Leaving out every picture, quote the data below exactly as it appears.

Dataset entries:
** begin **
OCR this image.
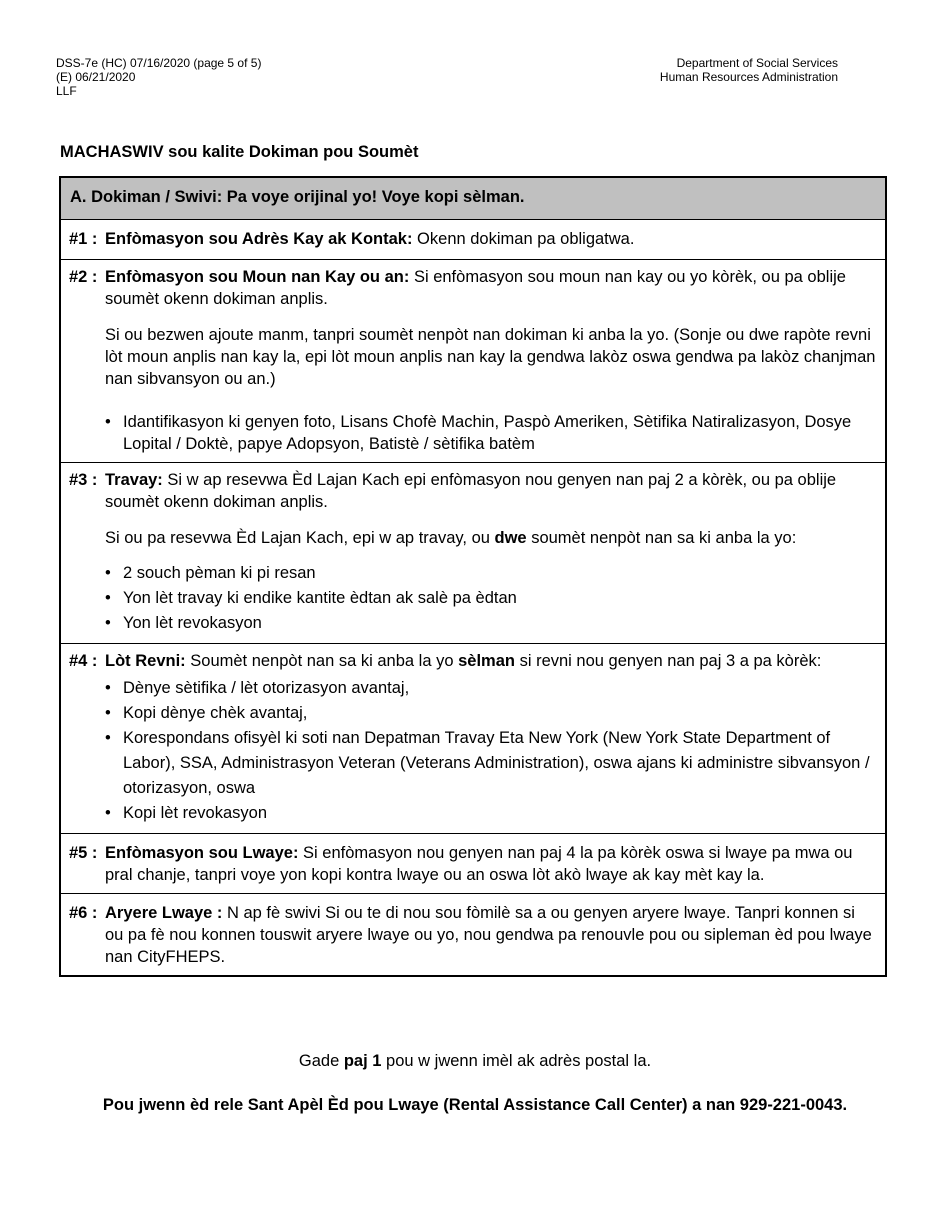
DSS-7e (HC) 07/16/2020 (page 5 of 5)
(E) 06/21/2020
LLF
Department of Social Services
Human Resources Administration
MACHASWIV sou kalite Dokiman pou Soumèt
A. Dokiman / Swivi: Pa voye orijinal yo! Voye kopi sèlman.
#1 : Enfòmasyon sou Adrès Kay ak Kontak: Okenn dokiman pa obligatwa.
#2 : Enfòmasyon sou Moun nan Kay ou an: Si enfòmasyon sou moun nan kay ou yo kòrèk, ou pa oblije soumèt okenn dokiman anplis.
Si ou bezwen ajoute manm, tanpri soumèt nenpòt nan dokiman ki anba la yo. (Sonje ou dwe rapòte revni lòt moun anplis nan kay la, epi lòt moun anplis nan kay la gendwa lakòz oswa gendwa pa lakòz chanjman nan sibvansyon ou an.)
• Idantifikasyon ki genyen foto, Lisans Chofè Machin, Paspò Ameriken, Sètifika Natiralizasyon, Dosye Lopital / Doktè, papye Adopsyon, Batistè / sètifika batèm
#3 : Travay: Si w ap resevwa Èd Lajan Kach epi enfòmasyon nou genyen nan paj 2 a kòrèk, ou pa oblije soumèt okenn dokiman anplis.
Si ou pa resevwa Èd Lajan Kach, epi w ap travay, ou dwe soumèt nenpòt nan sa ki anba la yo:
• 2 souch pèman ki pi resan
• Yon lèt travay ki endike kantite èdtan ak salè pa èdtan
• Yon lèt revokasyon
#4 : Lòt Revni: Soumèt nenpòt nan sa ki anba la yo sèlman si revni nou genyen nan paj 3 a pa kòrèk:
• Dènye sètifika / lèt otorizasyon avantaj,
• Kopi dènye chèk avantaj,
• Korespondans ofisyèl ki soti nan Depatman Travay Eta New York (New York State Department of Labor), SSA, Administrasyon Veteran (Veterans Administration), oswa ajans ki administre sibvansyon / otorizasyon, oswa
• Kopi lèt revokasyon
#5 : Enfòmasyon sou Lwaye: Si enfòmasyon nou genyen nan paj 4 la pa kòrèk oswa si lwaye pa mwa ou pral chanje, tanpri voye yon kopi kontra lwaye ou an oswa lòt akò lwaye ak kay mèt kay la.
#6 : Aryere Lwaye : N ap fè swivi Si ou te di nou sou fòmilè sa a ou genyen aryere lwaye. Tanpri konnen si ou pa fè nou konnen touswit aryere lwaye ou yo, nou gendwa pa renouvle pou ou sipleman èd pou lwaye nan CityFHEPS.
Gade paj 1 pou w jwenn imèl ak adrès postal la.
Pou jwenn èd rele Sant Apèl Èd pou Lwaye (Rental Assistance Call Center) a nan 929-221-0043.
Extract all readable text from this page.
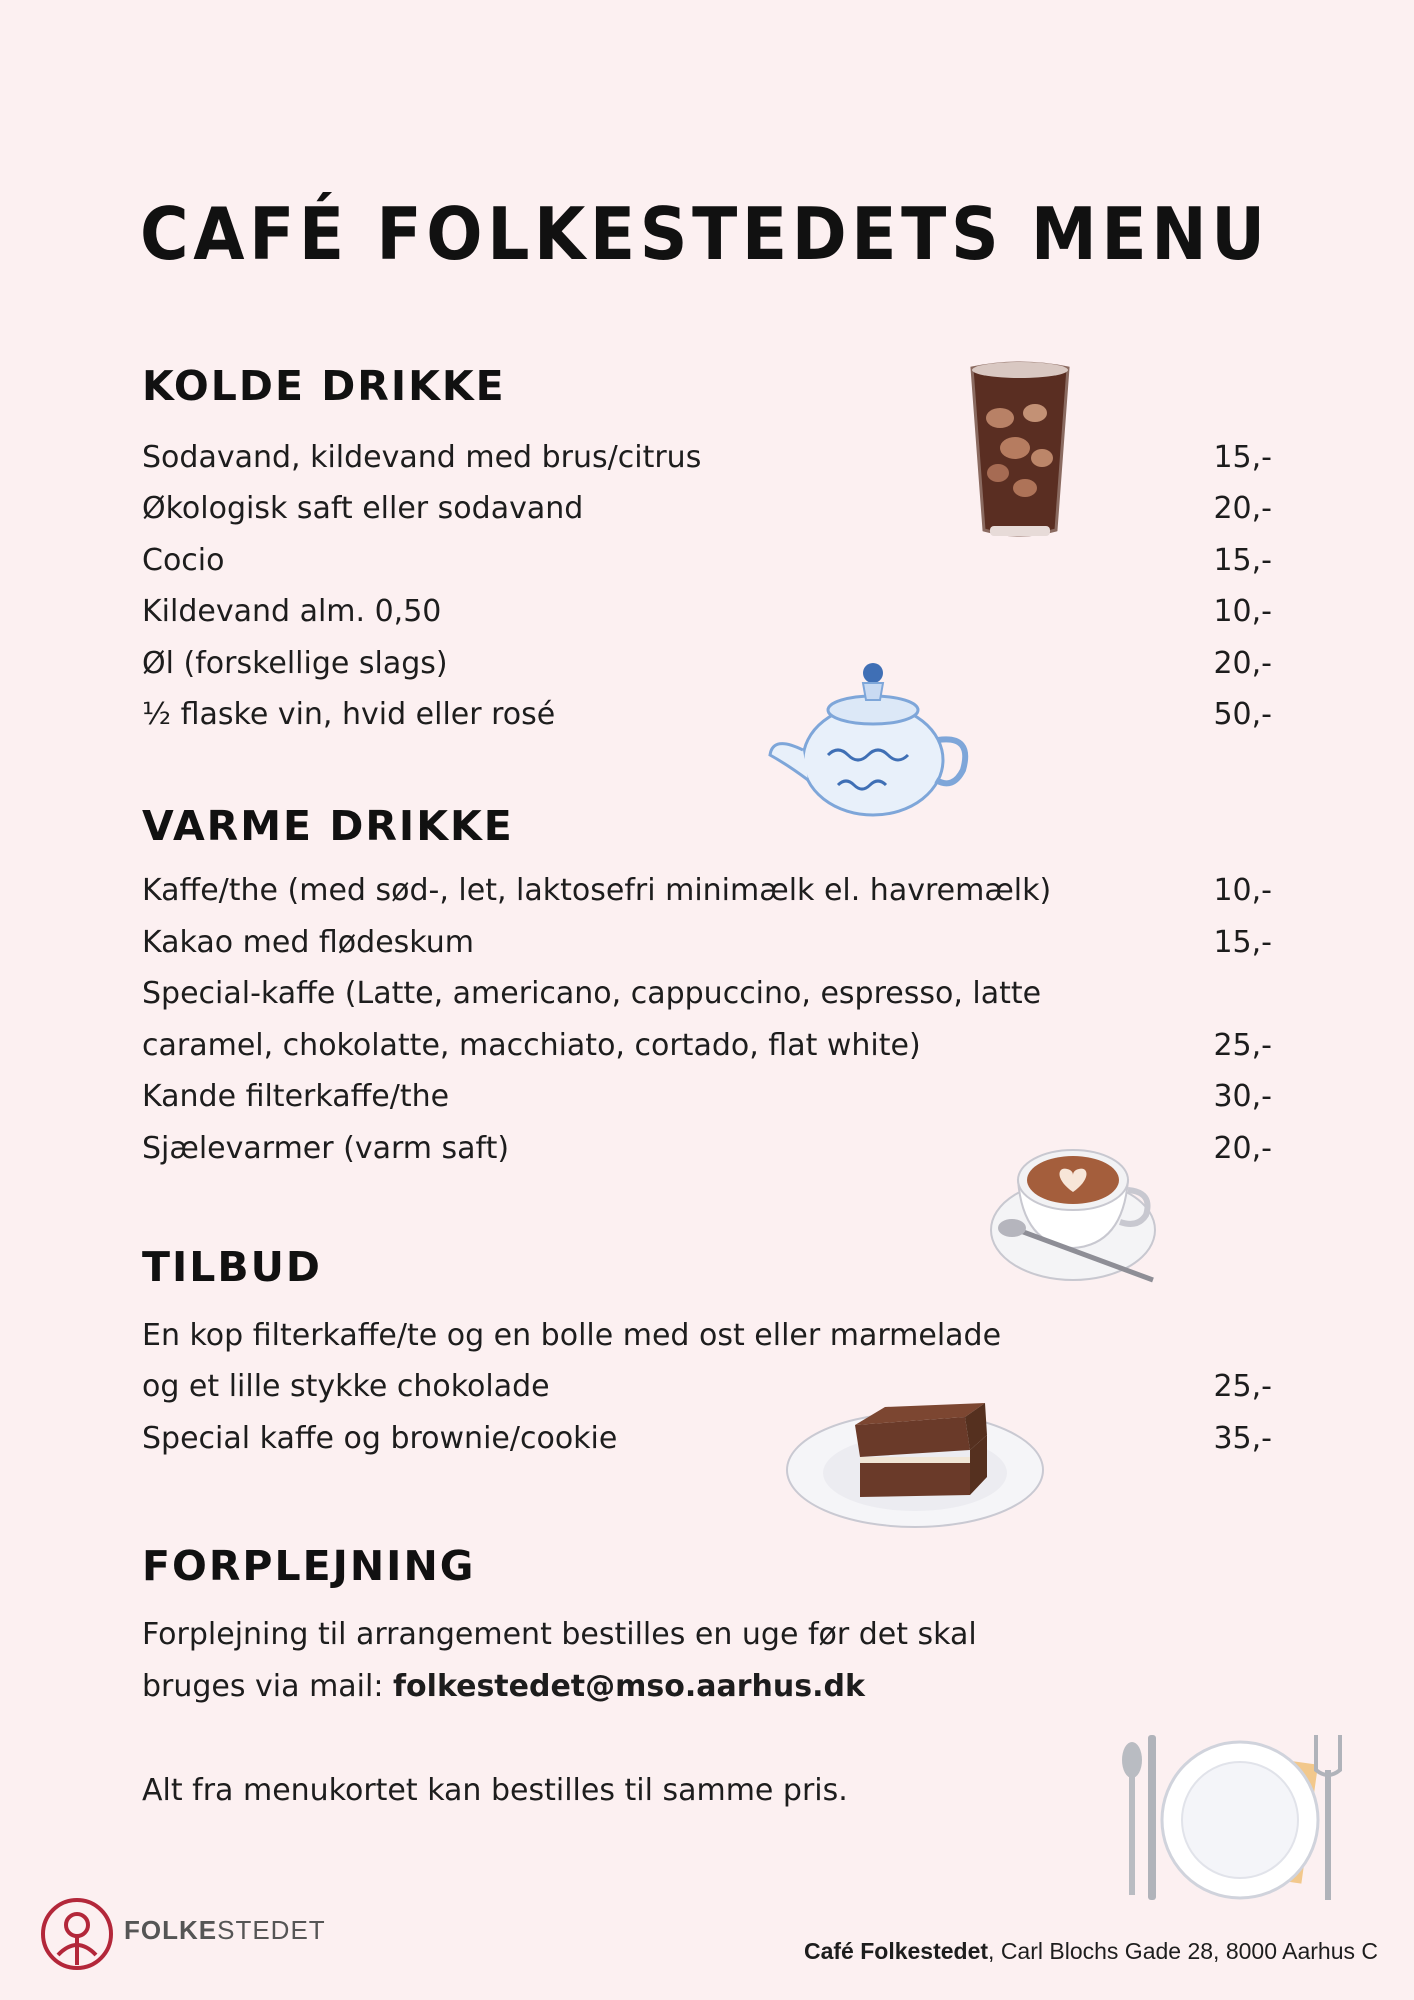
CAFÉ FOLKESTEDETS MENU
KOLDE DRIKKE
Sodavand, kildevand med brus/citrus	15,-
Økologisk saft eller sodavand	20,-
Cocio	15,-
Kildevand alm. 0,50	10,-
Øl (forskellige slags)	20,-
½ flaske vin, hvid eller rosé	50,-
VARME DRIKKE
Kaffe/the (med sød-, let, laktosefri minimælk el. havremælk)	10,-
Kakao med flødeskum	15,-
Special-kaffe (Latte, americano, cappuccino, espresso, latte
caramel, chokolatte, macchiato, cortado, flat white)	25,-
Kande filterkaffe/the	30,-
Sjælevarmer (varm saft)	20,-
TILBUD
En kop filterkaffe/te og en bolle med ost eller marmelade
og et lille stykke chokolade	25,-
Special kaffe og brownie/cookie	35,-
FORPLEJNING
Forplejning til arrangement bestilles en uge før det skal
bruges via mail: folkestedet@mso.aarhus.dk
Alt fra menukortet kan bestilles til samme pris.
FOLKESTEDET
Café Folkestedet, Carl Blochs Gade 28, 8000 Aarhus C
** end **
• [Result of this exercise]
OCR this image.
DSS-7e (HC) 07/16/2020 (page 5 of 5)
(E) 06/21/2020
LLF
Department of Social Services
Human Resources Administration
MACHASWIV sou kalite Dokiman pou Soumèt
A. Dokiman / Swivi: Pa voye orijinal yo! Voye kopi sèlman.
#1 : Enfòmasyon sou Adrès Kay ak Kontak: Okenn dokiman pa obligatwa.
#2 : Enfòmasyon sou Moun nan Kay ou an: Si enfòmasyon sou moun nan kay ou yo kòrèk, ou pa oblije soumèt okenn dokiman anplis.
Si ou bezwen ajoute manm, tanpri soumèt nenpòt nan dokiman ki anba la yo. (Sonje ou dwe rapòte revni lòt moun anplis nan kay la, epi lòt moun anplis nan kay la gendwa lakòz oswa gendwa pa lakòz chanjman nan sibvansyon ou an.)
• Idantifikasyon ki genyen foto, Lisans Chofè Machin, Paspò Ameriken, Sètifika Natiralizasyon, Dosye Lopital / Doktè, papye Adopsyon, Batistè / sètifika batèm
#3 : Travay: Si w ap resevwa Èd Lajan Kach epi enfòmasyon nou genyen nan paj 2 a kòrèk, ou pa oblije soumèt okenn dokiman anplis.
Si ou pa resevwa Èd Lajan Kach, epi w ap travay, ou dwe soumèt nenpòt nan sa ki anba la yo:
• 2 souch pèman ki pi resan
• Yon lèt travay ki endike kantite èdtan ak salè pa èdtan
• Yon lèt revokasyon
#4 : Lòt Revni: Soumèt nenpòt nan sa ki anba la yo sèlman si revni nou genyen nan paj 3 a pa kòrèk:
• Dènye sètifika / lèt otorizasyon avantaj,
• Kopi dènye chèk avantaj,
• Korespondans ofisyèl ki soti nan Depatman Travay Eta New York (New York State Department of Labor), SSA, Administrasyon Veteran (Veterans Administration), oswa ajans ki administre sibvansyon / otorizasyon, oswa
• Kopi lèt revokasyon
#5 : Enfòmasyon sou Lwaye: Si enfòmasyon nou genyen nan paj 4 la pa kòrèk oswa si lwaye pa mwa ou pral chanje, tanpri voye yon kopi kontra lwaye ou an oswa lòt akò lwaye ak kay mèt kay la.
#6 : Aryere Lwaye : N ap fè swivi Si ou te di nou sou fòmilè sa a ou genyen aryere lwaye. Tanpri konnen si ou pa fè nou konnen touswit aryere lwaye ou yo, nou gendwa pa renouvle pou ou sipleman èd pou lwaye nan CityFHEPS.
Gade paj 1 pou w jwenn imèl ak adrès postal la.
Pou jwenn èd rele Sant Apèl Èd pou Lwaye (Rental Assistance Call Center) a nan 929-221-0043.
Extract all readable text from this page.
CAFÉ FOLKESTEDETS MENU
KOLDE DRIKKE
Sodavand, kildevand med brus/citrus	15,-
Økologisk saft eller sodavand	20,-
Cocio	15,-
Kildevand alm. 0,50	10,-
Øl (forskellige slags)	20,-
½ flaske vin, hvid eller rosé	50,-
VARME DRIKKE
Kaffe/the (med sød-, let, laktosefri minimælk el. havremælk)	10,-
Kakao med flødeskum	15,-
Special-kaffe (Latte, americano, cappuccino, espresso, latte
caramel, chokolatte, macchiato, cortado, flat white)	25,-
Kande filterkaffe/the	30,-
Sjælevarmer (varm saft)	20,-
TILBUD
En kop filterkaffe/te og en bolle med ost eller marmelade
og et lille stykke chokolade	25,-
Special kaffe og brownie/cookie	35,-
FORPLEJNING
Forplejning til arrangement bestilles en uge før det skal
bruges via mail: folkestedet@mso.aarhus.dk
Alt fra menukortet kan bestilles til samme pris.
FOLKESTEDET
Café Folkestedet, Carl Blochs Gade 28, 8000 Aarhus C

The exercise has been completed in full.